_DOCUMENT EXTRACT_.
There are countless articles reporting on the rise in the price of energy or raw materials ("oil at its highest level in 3 years", "gas prices soar", "silicon: +300% in 2 months", "magnesium shortage"...). This situation is putting pressure on salaries and we are already seeing the emergence of strike movements based on salary demands (the "Striketober" movement in the United States), bringing back fears of inflation.

We interviewed specialists, including commodity traders, to understand whether this situation was mainly cyclical or structural.

What we learned is that while so-called "normal" cycles may experience temporary tensions, notably due to China, certain structural factors are becoming fundamentally important and will have a very lasting impact on prices:

  • First and foremost, of course, is climate change. The best example is probably the "polar vortex" which has strongly disrupted crops in Brazil this year and generated strong price increases in coffee. Unfortunately, we can predict that climate change will only get worse.
  • Regulations, especially those to combat climate change, also play a role. For example, ethanol regulations have reduced corn production for food by a third, adding to the pressure on this market.
  • Finally, these tensions lead to greater fluctuations in the markets and attract speculators (in a context where “quantitative easing” has reduced the profitability of government bonds). And speculation accelerates fluctuations, both up and down.
The conclusion: these structural factors will last, further reinforcing market volatility. The consequence: find ways to adapt to this new situation in the consumer goods sector, which was relatively stable.

Consumers anticipate a price increase but struggle to justify it: they may therefore have an attitude of distrust.

Boxed element records:
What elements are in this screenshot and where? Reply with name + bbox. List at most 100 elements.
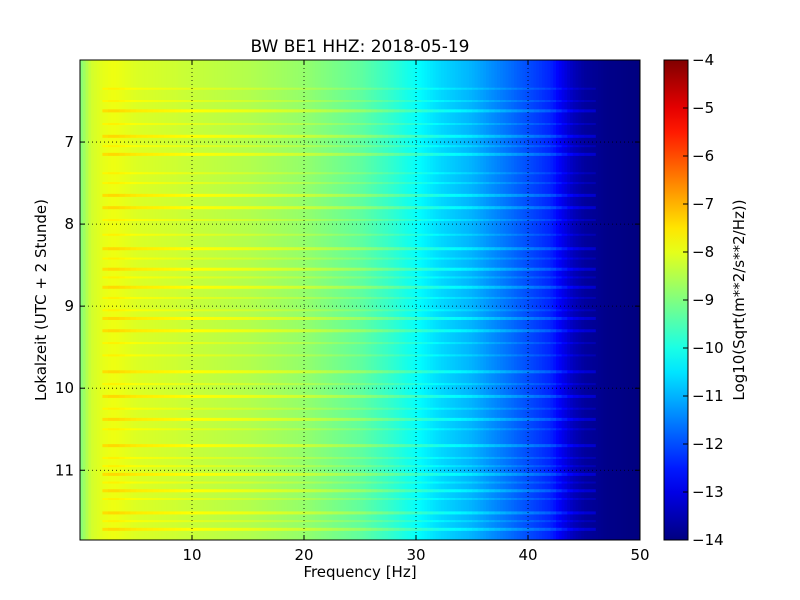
heatmap-band-cell (208, 527, 215, 531)
heatmap-column (449, 60, 453, 540)
heatmap-band-cell (281, 417, 288, 421)
heatmap-band-cell (304, 134, 311, 138)
heatmap-band-cell (169, 134, 176, 138)
heatmap-band-cell (332, 511, 339, 515)
heatmap-band-cell (304, 444, 311, 448)
heatmap-band-cell (382, 497, 389, 500)
heatmap-band-cell (136, 354, 143, 357)
heatmap-band-cell (113, 100, 120, 103)
heatmap-band-cell (315, 257, 322, 260)
heatmap-band-cell (410, 123, 417, 125)
heatmap-band-cell (287, 109, 294, 113)
heatmap-band-cell (225, 134, 232, 138)
heatmap-band-cell (220, 329, 227, 333)
heatmap-band-cell (483, 233, 490, 236)
heatmap-band-cell (320, 87, 327, 90)
heatmap-band-cell (376, 329, 383, 333)
heatmap-band-cell (455, 182, 462, 185)
heatmap-band-cell (477, 193, 484, 197)
heatmap-band-cell (550, 465, 557, 468)
heatmap-band-cell (147, 472, 154, 476)
heatmap-band-cell (511, 182, 518, 185)
heatmap-band-cell (264, 109, 271, 113)
heatmap-band-cell (410, 520, 417, 523)
heatmap-band-cell (304, 472, 311, 476)
heatmap-band-cell (248, 267, 255, 271)
heatmap-band-cell (214, 481, 221, 484)
heatmap-band-cell (113, 206, 120, 210)
heatmap-band-cell (584, 444, 591, 448)
heatmap-band-cell (511, 520, 518, 523)
heatmap-band-cell (516, 276, 523, 279)
heatmap-band-cell (567, 354, 574, 357)
heatmap-band-cell (169, 206, 176, 210)
heatmap-band-cell (119, 296, 126, 299)
heatmap-band-cell (472, 489, 479, 493)
heatmap-band-cell (236, 428, 243, 431)
heatmap-band-cell (270, 481, 277, 484)
heatmap-band-cell (500, 257, 507, 260)
heatmap-band-cell (276, 257, 283, 260)
heatmap-band-cell (427, 527, 434, 531)
heatmap-band-cell (186, 417, 193, 421)
heatmap-band-cell (460, 370, 467, 374)
heatmap-band-cell (292, 182, 299, 185)
heatmap-band-cell (197, 172, 204, 175)
heatmap-band-cell (533, 394, 540, 398)
y-tick-label: 11 (55, 461, 74, 479)
heatmap-band-cell (544, 100, 551, 103)
heatmap-band-cell (332, 267, 339, 271)
heatmap-band-cell (231, 296, 238, 299)
heatmap-band-cell (108, 87, 115, 90)
heatmap-band-cell (505, 370, 512, 374)
heatmap-band-cell (332, 247, 339, 251)
heatmap-band-cell (584, 233, 591, 236)
heatmap-band-cell (164, 100, 171, 103)
heatmap-band-cell (500, 383, 507, 386)
heatmap-band-cell (343, 182, 350, 185)
heatmap-band-cell (192, 342, 199, 345)
heatmap-band-cell (460, 182, 467, 185)
heatmap-band-cell (276, 193, 283, 197)
heatmap-band-cell (455, 296, 462, 299)
heatmap-band-cell (175, 465, 182, 468)
heatmap-band-cell (270, 520, 277, 523)
heatmap-band-cell (141, 109, 148, 113)
heatmap-band-cell (505, 233, 512, 236)
heatmap-band-cell (108, 481, 115, 484)
heatmap-band-cell (483, 489, 490, 493)
heatmap-column (222, 60, 227, 540)
heatmap-band-cell (242, 456, 249, 459)
heatmap-band-cell (152, 329, 159, 333)
heatmap-band-cell (354, 383, 361, 386)
heatmap-band-cell (220, 394, 227, 398)
heatmap-band-cell (421, 407, 428, 410)
heatmap-band-cell (320, 309, 327, 312)
heatmap-band-cell (147, 329, 154, 333)
heatmap-band-cell (528, 465, 535, 468)
heatmap-band-cell (108, 527, 115, 531)
heatmap-band-cell (180, 444, 187, 448)
heatmap-band-cell (270, 309, 277, 312)
heatmap-band-cell (180, 394, 187, 398)
heatmap-band-cell (326, 206, 333, 210)
heatmap-band-cell (483, 172, 490, 175)
heatmap-band-cell (141, 497, 148, 500)
heatmap-band-cell (304, 520, 311, 523)
heatmap-band-cell (500, 276, 507, 279)
heatmap-band-cell (180, 428, 187, 431)
heatmap-band-cell (197, 489, 204, 493)
heatmap-band-cell (119, 193, 126, 197)
heatmap-band-cell (214, 316, 221, 320)
heatmap-band-cell (533, 285, 540, 289)
heatmap-band-cell (427, 193, 434, 197)
heatmap-band-cell (511, 276, 518, 279)
heatmap-band-cell (253, 370, 260, 374)
heatmap-band-cell (494, 145, 501, 148)
heatmap-band-cell (281, 309, 288, 312)
heatmap-band-cell (528, 134, 535, 138)
heatmap-band-cell (449, 497, 456, 500)
heatmap-band-cell (393, 87, 400, 90)
heatmap-band-cell (522, 206, 529, 210)
heatmap-band-cell (298, 407, 305, 410)
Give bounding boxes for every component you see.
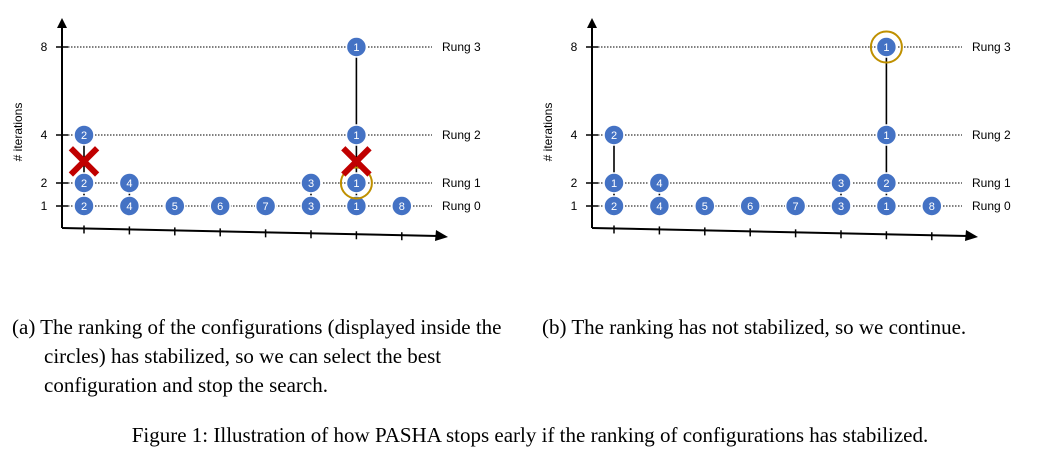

_REQUIRED ACTIONS_.
1 - Translate this sentence from the text on rising commodity prices into French: "We interviewed specialists, including commodity traders, to understand whether this situation was mainly cyclical or structural."
2 - Render the lines of the records from the line with "heatmap-band-cell (208, 527, 215, 531)" to the line with "heatmap-band-cell (320, 87, 327, 90)" as a JSON list of strings, one string per line.

_THE REPLIES_.
1 - Nous avons interrogé des spécialistes, notamment des négociants en matières premières, afin de comprendre si cette situation était principalement cyclique ou structurelle.

2 -
[
  "heatmap-band-cell (208, 527, 215, 531)",
  "heatmap-column (449, 60, 453, 540)",
  "heatmap-band-cell (281, 417, 288, 421)",
  "heatmap-band-cell (304, 134, 311, 138)",
  "heatmap-band-cell (169, 134, 176, 138)",
  "heatmap-band-cell (332, 511, 339, 515)",
  "heatmap-band-cell (304, 444, 311, 448)",
  "heatmap-band-cell (382, 497, 389, 500)",
  "heatmap-band-cell (136, 354, 143, 357)",
  "heatmap-band-cell (113, 100, 120, 103)",
  "heatmap-band-cell (315, 257, 322, 260)",
  "heatmap-band-cell (410, 123, 417, 125)",
  "heatmap-band-cell (287, 109, 294, 113)",
  "heatmap-band-cell (225, 134, 232, 138)",
  "heatmap-band-cell (220, 329, 227, 333)",
  "heatmap-band-cell (483, 233, 490, 236)",
  "heatmap-band-cell (320, 87, 327, 90)"
]